AIM —
Return the material exactly as supplied, apart from the pictures, which are omitted.
** START OF THE INPUT **
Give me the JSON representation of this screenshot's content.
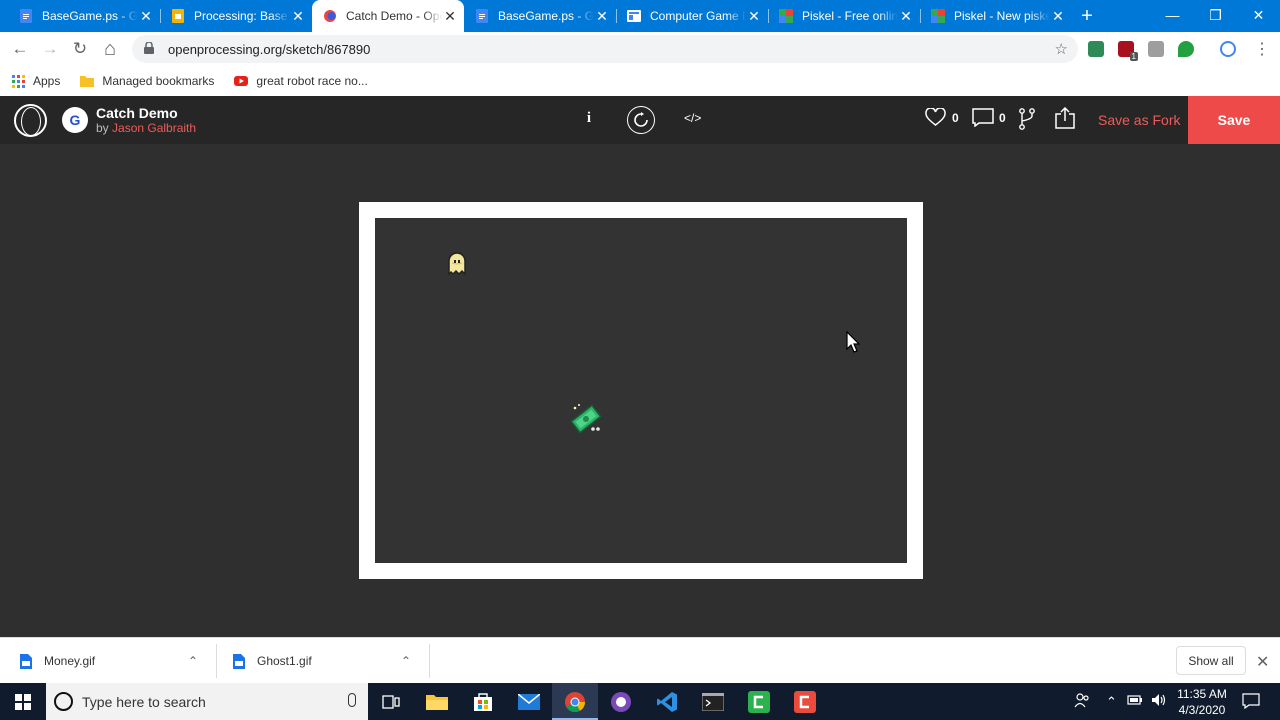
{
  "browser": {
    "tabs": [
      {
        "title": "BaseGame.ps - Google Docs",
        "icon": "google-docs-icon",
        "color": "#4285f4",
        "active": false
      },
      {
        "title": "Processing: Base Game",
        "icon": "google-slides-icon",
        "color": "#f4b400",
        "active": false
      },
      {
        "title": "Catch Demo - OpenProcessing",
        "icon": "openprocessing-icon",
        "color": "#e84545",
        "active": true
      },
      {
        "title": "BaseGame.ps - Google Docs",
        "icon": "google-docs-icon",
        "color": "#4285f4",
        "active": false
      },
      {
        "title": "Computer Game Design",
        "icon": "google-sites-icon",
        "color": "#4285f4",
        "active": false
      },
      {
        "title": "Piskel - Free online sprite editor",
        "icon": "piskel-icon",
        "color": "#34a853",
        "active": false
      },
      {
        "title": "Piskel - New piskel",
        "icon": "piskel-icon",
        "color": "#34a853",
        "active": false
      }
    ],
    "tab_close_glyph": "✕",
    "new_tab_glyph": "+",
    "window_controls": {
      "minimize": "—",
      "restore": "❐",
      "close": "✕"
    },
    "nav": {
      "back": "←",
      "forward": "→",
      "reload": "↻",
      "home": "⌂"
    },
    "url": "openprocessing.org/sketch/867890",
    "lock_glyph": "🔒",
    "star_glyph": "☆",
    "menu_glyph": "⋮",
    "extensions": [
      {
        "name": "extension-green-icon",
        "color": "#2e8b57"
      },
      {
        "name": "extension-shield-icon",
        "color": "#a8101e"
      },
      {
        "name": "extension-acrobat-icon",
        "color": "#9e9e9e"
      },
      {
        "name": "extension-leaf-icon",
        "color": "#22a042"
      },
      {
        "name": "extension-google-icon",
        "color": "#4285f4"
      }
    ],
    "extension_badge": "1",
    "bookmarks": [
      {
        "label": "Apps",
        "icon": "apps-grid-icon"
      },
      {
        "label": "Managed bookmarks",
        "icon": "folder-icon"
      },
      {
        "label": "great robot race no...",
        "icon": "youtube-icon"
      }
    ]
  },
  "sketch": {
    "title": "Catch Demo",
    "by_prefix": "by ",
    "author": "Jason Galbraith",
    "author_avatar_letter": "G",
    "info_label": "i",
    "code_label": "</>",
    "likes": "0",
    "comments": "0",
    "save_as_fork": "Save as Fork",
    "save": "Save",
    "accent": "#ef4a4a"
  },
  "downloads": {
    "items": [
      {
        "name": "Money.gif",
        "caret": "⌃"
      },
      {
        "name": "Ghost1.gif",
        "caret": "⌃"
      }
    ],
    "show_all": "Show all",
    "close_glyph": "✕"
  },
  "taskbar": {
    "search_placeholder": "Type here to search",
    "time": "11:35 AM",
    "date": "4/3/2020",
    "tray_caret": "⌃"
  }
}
** END OF THE INPUT **
ANSWER IN FULL —
Give me the JSON representation of this screenshot's content.
{
  "browser": {
    "tabs": [
      {
        "title": "BaseGame.ps - Google Docs",
        "icon": "google-docs-icon",
        "color": "#4285f4",
        "active": false
      },
      {
        "title": "Processing: Base Game",
        "icon": "google-slides-icon",
        "color": "#f4b400",
        "active": false
      },
      {
        "title": "Catch Demo - OpenProcessing",
        "icon": "openprocessing-icon",
        "color": "#e84545",
        "active": true
      },
      {
        "title": "BaseGame.ps - Google Docs",
        "icon": "google-docs-icon",
        "color": "#4285f4",
        "active": false
      },
      {
        "title": "Computer Game Design",
        "icon": "google-sites-icon",
        "color": "#4285f4",
        "active": false
      },
      {
        "title": "Piskel - Free online sprite editor",
        "icon": "piskel-icon",
        "color": "#34a853",
        "active": false
      },
      {
        "title": "Piskel - New piskel",
        "icon": "piskel-icon",
        "color": "#34a853",
        "active": false
      }
    ],
    "tab_close_glyph": "✕",
    "new_tab_glyph": "+",
    "window_controls": {
      "minimize": "—",
      "restore": "❐",
      "close": "✕"
    },
    "nav": {
      "back": "←",
      "forward": "→",
      "reload": "↻",
      "home": "⌂"
    },
    "url": "openprocessing.org/sketch/867890",
    "lock_glyph": "🔒",
    "star_glyph": "☆",
    "menu_glyph": "⋮",
    "extensions": [
      {
        "name": "extension-green-icon",
        "color": "#2e8b57"
      },
      {
        "name": "extension-shield-icon",
        "color": "#a8101e"
      },
      {
        "name": "extension-acrobat-icon",
        "color": "#9e9e9e"
      },
      {
        "name": "extension-leaf-icon",
        "color": "#22a042"
      },
      {
        "name": "extension-google-icon",
        "color": "#4285f4"
      }
    ],
    "extension_badge": "1",
    "bookmarks": [
      {
        "label": "Apps",
        "icon": "apps-grid-icon"
      },
      {
        "label": "Managed bookmarks",
        "icon": "folder-icon"
      },
      {
        "label": "great robot race no...",
        "icon": "youtube-icon"
      }
    ]
  },
  "sketch": {
    "title": "Catch Demo",
    "by_prefix": "by ",
    "author": "Jason Galbraith",
    "author_avatar_letter": "G",
    "info_label": "i",
    "code_label": "</>",
    "likes": "0",
    "comments": "0",
    "save_as_fork": "Save as Fork",
    "save": "Save",
    "accent": "#ef4a4a"
  },
  "downloads": {
    "items": [
      {
        "name": "Money.gif",
        "caret": "⌃"
      },
      {
        "name": "Ghost1.gif",
        "caret": "⌃"
      }
    ],
    "show_all": "Show all",
    "close_glyph": "✕"
  },
  "taskbar": {
    "search_placeholder": "Type here to search",
    "time": "11:35 AM",
    "date": "4/3/2020",
    "tray_caret": "⌃"
  }
}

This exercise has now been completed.